→ **TASK INSTRUCTIONS**:
1. Reproduce the part of the gallbladder surgery text that opens with the words containing "An accident (called" and closes with "of the hundred.".
2. Continue the piece on laparoscopic gallbladder removal from where it stops.
(QUOTED PASSAGE Opens)
1 out of 100

Last May 18, to remove her gall bladder, Medy underwent a laparoscopic cholecystectomy (lapchole or LC, for short), a surgical method developed in 1989.

This is the way Medterms describes LC: “Removal of the gallbladder (cholecystectomy) by laparoscopy. LC is performed through several small incisions. The laparoscope, a small thin tube, is put into the abdomen through a tiny cut made just below the navel. The surgeon can then see the gallbladder on a TV monitor and do the surgery with tools inserted in three other small cuts made in the right upper part of the abdomen. The gallbladder is then taken out through one of the incisions. LC permits a shorter hospital stay and shorter recovery time with less pain [than an open or traditional cholecystectomy]. Possible complications may include bleeding, infection, and injury to the bile duct, intestines, or major blood vessels. Although the rate of common bile duct injury appears increased, this rate is still sufficiently small to justify the use of LC in the treatment of symptomatic gallstones.”

An accident (called a “cholecystectomy surgical misadventure”) during an LC occurs roughly once out of every hundred operations. (The rate varies between 0.55 to 0.94 percent or less than one in a hundred cases.) This rate is “still sufficiently small,” unless you happen to be the one out of the hundred.
(QUOTED PASSAGE Closes)
(MATERIAL SHOWN Opens)
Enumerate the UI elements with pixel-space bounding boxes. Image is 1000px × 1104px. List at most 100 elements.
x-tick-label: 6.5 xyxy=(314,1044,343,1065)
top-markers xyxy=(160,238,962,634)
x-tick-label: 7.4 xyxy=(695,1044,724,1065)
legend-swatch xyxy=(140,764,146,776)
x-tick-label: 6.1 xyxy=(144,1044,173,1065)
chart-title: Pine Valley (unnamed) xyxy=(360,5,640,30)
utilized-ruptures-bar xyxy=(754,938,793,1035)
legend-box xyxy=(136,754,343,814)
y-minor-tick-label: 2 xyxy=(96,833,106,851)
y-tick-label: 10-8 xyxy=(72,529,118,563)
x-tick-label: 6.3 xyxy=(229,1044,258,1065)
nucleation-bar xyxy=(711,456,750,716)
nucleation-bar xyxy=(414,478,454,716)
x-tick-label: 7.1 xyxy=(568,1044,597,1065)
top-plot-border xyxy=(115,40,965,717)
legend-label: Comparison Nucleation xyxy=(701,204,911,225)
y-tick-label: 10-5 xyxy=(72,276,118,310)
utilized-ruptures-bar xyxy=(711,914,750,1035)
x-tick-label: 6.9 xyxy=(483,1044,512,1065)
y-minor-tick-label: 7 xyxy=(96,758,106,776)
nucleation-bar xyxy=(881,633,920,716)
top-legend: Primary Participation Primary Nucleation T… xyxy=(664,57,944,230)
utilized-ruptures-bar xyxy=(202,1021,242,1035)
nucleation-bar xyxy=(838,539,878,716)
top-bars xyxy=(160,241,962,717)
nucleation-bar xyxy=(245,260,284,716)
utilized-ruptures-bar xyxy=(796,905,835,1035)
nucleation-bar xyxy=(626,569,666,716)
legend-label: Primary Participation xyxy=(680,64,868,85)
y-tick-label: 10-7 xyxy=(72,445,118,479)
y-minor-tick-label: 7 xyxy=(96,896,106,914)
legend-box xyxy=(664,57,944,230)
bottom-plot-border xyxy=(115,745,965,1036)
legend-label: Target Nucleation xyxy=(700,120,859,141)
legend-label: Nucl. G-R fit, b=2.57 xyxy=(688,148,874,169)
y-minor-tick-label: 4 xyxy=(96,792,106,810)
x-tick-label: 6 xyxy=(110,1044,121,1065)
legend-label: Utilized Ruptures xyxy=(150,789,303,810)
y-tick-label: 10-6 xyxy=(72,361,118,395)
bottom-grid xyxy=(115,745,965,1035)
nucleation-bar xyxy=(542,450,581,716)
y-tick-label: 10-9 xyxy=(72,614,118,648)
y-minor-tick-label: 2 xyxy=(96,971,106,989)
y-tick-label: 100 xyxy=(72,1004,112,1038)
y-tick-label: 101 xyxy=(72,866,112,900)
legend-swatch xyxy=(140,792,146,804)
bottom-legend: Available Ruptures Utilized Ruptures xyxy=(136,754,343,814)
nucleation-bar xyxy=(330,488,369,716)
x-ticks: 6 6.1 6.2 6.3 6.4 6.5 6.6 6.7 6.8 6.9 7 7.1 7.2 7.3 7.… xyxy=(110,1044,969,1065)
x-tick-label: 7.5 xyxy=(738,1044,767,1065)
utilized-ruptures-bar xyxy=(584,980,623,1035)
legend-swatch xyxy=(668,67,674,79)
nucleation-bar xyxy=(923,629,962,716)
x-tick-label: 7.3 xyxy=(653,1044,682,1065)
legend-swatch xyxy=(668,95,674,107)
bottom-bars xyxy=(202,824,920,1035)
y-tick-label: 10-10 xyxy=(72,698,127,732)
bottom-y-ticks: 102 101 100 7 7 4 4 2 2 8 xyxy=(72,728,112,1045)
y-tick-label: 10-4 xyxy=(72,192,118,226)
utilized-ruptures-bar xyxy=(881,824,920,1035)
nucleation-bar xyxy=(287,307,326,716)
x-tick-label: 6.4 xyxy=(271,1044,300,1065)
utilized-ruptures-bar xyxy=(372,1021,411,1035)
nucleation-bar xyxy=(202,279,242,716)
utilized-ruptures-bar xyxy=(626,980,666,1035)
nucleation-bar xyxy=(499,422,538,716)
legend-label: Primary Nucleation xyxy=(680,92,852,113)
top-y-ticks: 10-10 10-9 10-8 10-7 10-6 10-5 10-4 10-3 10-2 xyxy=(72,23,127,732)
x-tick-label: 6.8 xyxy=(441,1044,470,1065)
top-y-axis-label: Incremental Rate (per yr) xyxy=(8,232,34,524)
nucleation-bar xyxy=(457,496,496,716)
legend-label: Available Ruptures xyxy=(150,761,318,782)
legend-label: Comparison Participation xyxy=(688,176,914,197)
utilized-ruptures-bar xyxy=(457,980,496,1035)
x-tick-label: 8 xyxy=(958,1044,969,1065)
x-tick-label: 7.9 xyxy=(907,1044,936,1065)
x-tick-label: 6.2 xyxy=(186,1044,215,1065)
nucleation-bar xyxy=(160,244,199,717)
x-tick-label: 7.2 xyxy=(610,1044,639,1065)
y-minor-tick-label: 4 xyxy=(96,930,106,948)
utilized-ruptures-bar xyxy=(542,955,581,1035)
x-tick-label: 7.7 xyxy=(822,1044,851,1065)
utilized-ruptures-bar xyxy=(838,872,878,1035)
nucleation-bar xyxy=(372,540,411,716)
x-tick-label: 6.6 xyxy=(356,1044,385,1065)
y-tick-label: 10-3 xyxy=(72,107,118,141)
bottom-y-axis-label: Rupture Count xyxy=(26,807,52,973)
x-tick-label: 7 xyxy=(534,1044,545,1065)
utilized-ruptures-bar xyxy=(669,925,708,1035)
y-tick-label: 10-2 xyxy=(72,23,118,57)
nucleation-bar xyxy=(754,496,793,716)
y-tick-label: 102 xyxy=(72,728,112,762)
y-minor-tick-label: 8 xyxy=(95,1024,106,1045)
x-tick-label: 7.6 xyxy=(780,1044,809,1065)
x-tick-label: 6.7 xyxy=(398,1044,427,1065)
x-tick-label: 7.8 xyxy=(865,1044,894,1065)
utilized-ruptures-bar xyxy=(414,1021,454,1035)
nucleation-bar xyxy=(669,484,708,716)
(MATERIAL SHOWN Closes)
→ **ANSWERS PROVIDED**:
1.
An accident (called a “cholecystectomy surgical misadventure”) during an LC occurs roughly once out of every hundred operations. (The rate varies between 0.55 to 0.94 percent or less than one in a hundred cases.) This rate is “still sufficiently small,” unless you happen to be the one out of the hundred.

2.
During Medy’s LC, the surgeon placed a drain or tube as a precaution, to ensure that any unwanted fluids left would be removed. This was the first sign to me that God was paying special attention to Medy. The drain was a wise decision on the part of the surgeon, even if it went against an October 2007 article in the British National Library for Health, claiming that such a drain was unnecessary: “Drain use after LC is controversial. This review [of all randomized clinical trials worldwide until March 2007] found that the drain use after LC increases wound infection and delays discharge from hospital. Currently, there is no evidence to support the use of drain after LC.”

For the next nine days, Medy had bile leaking out of her body through the drain. Initially, the surgeon thought the leak merely came from “liver weeping” (a medical metaphor for “extravasation of protein-rich lymph on the liver surface”), not a real cause for concern.

In fact, having received an assurance that there was nothing to worry about because the leak would soon stop by itself, I spent the nine days giving three public lectures, hosting a dinner, going to my three offices, and coordinating a national workshop for journal editors. That was the last time that I would ever be that busy and also the last time I would not be camping out in a hospital.

On the tenth day after LC, the bile leak dramatically increased.

In the afternoon of May 29, Medy underwent a diagnostic endoscopic retrograde cholangiopancreatography (ERCP) to find out what was going on inside her body. What the doctors discovered was chilling. Medy’s common hepatic duct had been transected (i.e., cut transversely or perpendicularly). In other words, there was no connection between the liver and the duodenum, which meant that the bile coming out of the liver was going everywhere except where it was supposed to go.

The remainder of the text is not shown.